# [Problem to solve]
Take every line where the string "page" appears and copy it.

# [Data extract]
** begin **

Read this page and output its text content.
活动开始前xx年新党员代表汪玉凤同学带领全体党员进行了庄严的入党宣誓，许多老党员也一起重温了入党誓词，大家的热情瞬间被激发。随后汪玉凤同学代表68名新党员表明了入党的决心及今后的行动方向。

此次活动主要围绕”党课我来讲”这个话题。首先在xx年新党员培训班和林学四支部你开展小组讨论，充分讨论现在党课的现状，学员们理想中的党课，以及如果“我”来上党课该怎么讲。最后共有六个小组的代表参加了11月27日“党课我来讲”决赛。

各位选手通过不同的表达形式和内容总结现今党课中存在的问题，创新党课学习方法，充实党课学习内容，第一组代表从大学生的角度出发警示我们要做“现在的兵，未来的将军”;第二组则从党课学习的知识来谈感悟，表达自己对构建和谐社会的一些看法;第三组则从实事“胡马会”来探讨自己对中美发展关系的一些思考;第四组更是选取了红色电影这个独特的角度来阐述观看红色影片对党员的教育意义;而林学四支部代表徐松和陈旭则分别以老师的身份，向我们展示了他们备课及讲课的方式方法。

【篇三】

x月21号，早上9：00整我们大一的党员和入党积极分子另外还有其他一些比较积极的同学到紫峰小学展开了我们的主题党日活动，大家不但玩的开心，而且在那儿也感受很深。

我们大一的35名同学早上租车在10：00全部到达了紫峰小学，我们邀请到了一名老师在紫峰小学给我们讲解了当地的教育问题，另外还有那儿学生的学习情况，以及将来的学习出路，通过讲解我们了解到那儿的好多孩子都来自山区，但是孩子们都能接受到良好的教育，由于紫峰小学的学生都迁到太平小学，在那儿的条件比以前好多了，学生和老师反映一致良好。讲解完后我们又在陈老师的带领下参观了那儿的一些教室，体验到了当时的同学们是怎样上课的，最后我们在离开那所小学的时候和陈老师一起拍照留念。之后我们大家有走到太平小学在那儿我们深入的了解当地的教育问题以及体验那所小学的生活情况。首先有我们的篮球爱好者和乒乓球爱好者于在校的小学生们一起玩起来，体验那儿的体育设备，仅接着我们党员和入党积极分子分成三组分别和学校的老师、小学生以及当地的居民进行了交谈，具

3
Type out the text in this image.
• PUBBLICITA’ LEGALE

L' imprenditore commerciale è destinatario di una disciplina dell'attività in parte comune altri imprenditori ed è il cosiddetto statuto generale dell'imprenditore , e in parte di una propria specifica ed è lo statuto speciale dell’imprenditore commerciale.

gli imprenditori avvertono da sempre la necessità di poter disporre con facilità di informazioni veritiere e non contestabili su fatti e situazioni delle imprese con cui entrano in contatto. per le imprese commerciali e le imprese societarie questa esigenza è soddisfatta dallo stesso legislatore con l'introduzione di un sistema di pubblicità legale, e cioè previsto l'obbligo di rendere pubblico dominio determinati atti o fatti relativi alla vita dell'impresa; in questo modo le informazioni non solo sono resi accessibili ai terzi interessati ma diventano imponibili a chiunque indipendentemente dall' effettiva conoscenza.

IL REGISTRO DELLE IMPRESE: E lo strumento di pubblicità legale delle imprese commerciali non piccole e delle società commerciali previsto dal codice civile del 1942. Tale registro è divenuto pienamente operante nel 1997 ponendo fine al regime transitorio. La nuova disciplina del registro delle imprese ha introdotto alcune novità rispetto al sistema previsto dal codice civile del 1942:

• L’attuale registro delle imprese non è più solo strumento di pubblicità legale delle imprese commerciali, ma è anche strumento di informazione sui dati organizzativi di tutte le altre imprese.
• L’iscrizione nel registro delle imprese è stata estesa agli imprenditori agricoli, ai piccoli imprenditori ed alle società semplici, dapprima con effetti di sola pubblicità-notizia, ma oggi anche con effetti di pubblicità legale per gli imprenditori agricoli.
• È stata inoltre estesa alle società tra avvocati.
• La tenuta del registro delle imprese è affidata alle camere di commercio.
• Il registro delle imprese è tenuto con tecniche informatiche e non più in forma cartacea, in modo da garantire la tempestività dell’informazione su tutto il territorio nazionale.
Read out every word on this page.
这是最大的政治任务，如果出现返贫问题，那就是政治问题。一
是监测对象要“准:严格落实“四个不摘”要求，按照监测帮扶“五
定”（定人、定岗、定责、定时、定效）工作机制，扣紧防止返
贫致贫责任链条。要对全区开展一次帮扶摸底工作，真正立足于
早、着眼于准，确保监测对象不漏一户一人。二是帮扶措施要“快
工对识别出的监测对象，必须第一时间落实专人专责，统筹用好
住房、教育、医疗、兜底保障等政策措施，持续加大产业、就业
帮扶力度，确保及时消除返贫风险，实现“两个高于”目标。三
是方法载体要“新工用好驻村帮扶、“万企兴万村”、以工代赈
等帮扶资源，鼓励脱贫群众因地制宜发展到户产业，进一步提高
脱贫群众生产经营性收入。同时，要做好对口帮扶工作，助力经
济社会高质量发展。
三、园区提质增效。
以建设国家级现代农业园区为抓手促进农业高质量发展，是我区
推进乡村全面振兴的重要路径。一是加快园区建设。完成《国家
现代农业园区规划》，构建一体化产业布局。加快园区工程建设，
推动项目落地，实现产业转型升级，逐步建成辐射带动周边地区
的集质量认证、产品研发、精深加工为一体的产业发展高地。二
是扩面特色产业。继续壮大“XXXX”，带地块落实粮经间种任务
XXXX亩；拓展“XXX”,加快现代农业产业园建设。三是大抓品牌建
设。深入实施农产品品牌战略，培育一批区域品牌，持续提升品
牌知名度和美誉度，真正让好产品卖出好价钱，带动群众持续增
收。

** end **

# [Written answer]
Read this page and output its text content.
Read out every word on this page.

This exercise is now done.